>> BEGIN INPUT MATERIAL

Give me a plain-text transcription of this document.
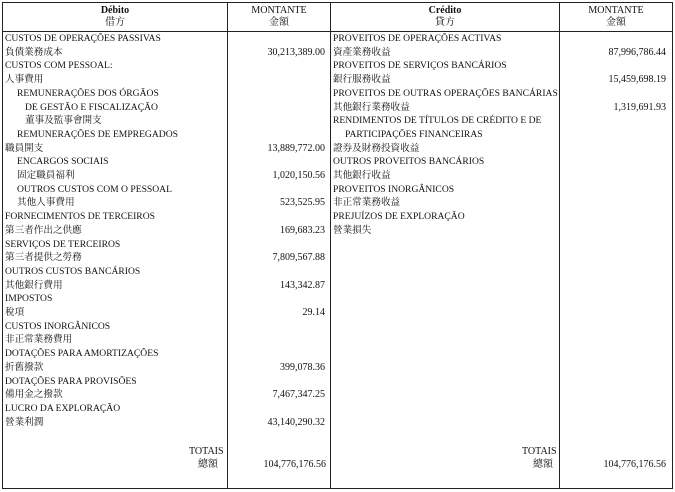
Débito
借方
MONTANTE
金額
Crédito
貸方
MONTANTE
金額
CUSTOS DE OPERAÇÕES PASSIVAS
負債業務成本
CUSTOS COM PESSOAL:
人事費用
REMUNERAÇÕES DOS ÓRGÃOS
DE GESTÃO E FISCALIZAÇÃO
董事及監事會開支
REMUNERAÇÕES DE EMPREGADOS
職員開支
ENCARGOS SOCIAIS
固定職員福利
OUTROS CUSTOS COM O PESSOAL
其他人事費用
FORNECIMENTOS DE TERCEIROS
第三者作出之供應
SERVIÇOS DE TERCEIROS
第三者提供之勞務
OUTROS CUSTOS BANCÁRIOS
其他銀行費用
IMPOSTOS
稅項
CUSTOS INORGÂNICOS
非正常業務費用
DOTAÇÕES PARA AMORTIZAÇÕES
折舊撥款
DOTAÇÕES PARA PROVISÕES
備用金之撥款
LUCRO DA EXPLORAÇÃO
營業利潤
30,213,389.00
13,889,772.00
1,020,150.56
523,525.95
169,683.23
7,809,567.88
143,342.87
29.14
399,078.36
7,467,347.25
43,140,290.32
PROVEITOS DE OPERAÇÕES ACTIVAS
資產業務收益
PROVEITOS DE SERVIÇOS BANCÁRIOS
銀行服務收益
PROVEITOS DE OUTRAS OPERAÇÕES BANCÁRIAS
其他銀行業務收益
RENDIMENTOS DE TÍTULOS DE CRÉDITO E DE
PARTICIPAÇÕES FINANCEIRAS
證券及財務投資收益
OUTROS PROVEITOS BANCÁRIOS
其他銀行收益
PROVEITOS INORGÂNICOS
非正常業務收益
PREJUÍZOS DE EXPLORAÇÃO
營業損失
87,996,786.44
15,459,698.19
1,319,691.93
TOTAIS
總額	104,776,176.56
TOTAIS
總額	104,776,176.56
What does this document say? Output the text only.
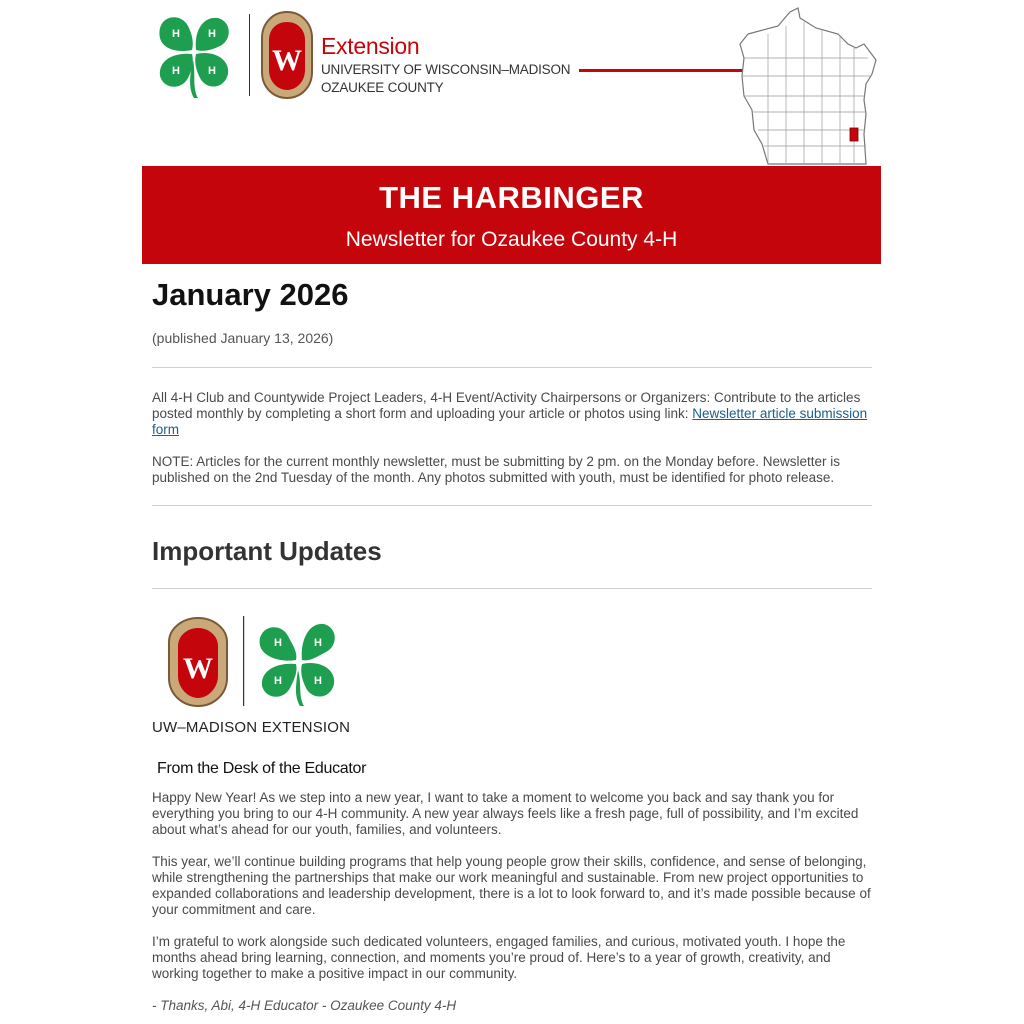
H	H
H	H W Extension
UNIVERSITY OF WISCONSIN–MADISON
OZAUKEE COUNTY
THE HARBINGER
Newsletter for Ozaukee County 4-H
January 2026
(published January 13, 2026)
All 4-H Club and Countywide Project Leaders, 4-H Event/Activity Chairpersons or Organizers: Contribute to the articles posted monthly by completing a short form and uploading your article or photos using link: Newsletter article submission form
NOTE: Articles for the current monthly newsletter, must be submitting by 2 pm. on the Monday before. Newsletter is published on the 2nd Tuesday of the month. Any photos submitted with youth, must be identified for photo release.
Important Updates
W
H	H
H	H
UW–MADISON EXTENSION
From the Desk of the Educator
Happy New Year! As we step into a new year, I want to take a moment to welcome you back and say thank you for everything you bring to our 4-H community. A new year always feels like a fresh page, full of possibility, and I’m excited about what’s ahead for our youth, families, and volunteers.
This year, we’ll continue building programs that help young people grow their skills, confidence, and sense of belonging, while strengthening the partnerships that make our work meaningful and sustainable. From new project opportunities to expanded collaborations and leadership development, there is a lot to look forward to, and it’s made possible because of your commitment and care.
I’m grateful to work alongside such dedicated volunteers, engaged families, and curious, motivated youth. I hope the months ahead bring learning, connection, and moments you’re proud of. Here’s to a year of growth, creativity, and working together to make a positive impact in our community.
- Thanks, Abi, 4-H Educator - Ozaukee County 4-H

>> END INPUT MATERIAL

* [EXERCISE] Write down every line of the data above that includes the string "PARA".

* [REPLY]
DOTAÇÕES PARA AMORTIZAÇÕES
DOTAÇÕES PARA PROVISÕES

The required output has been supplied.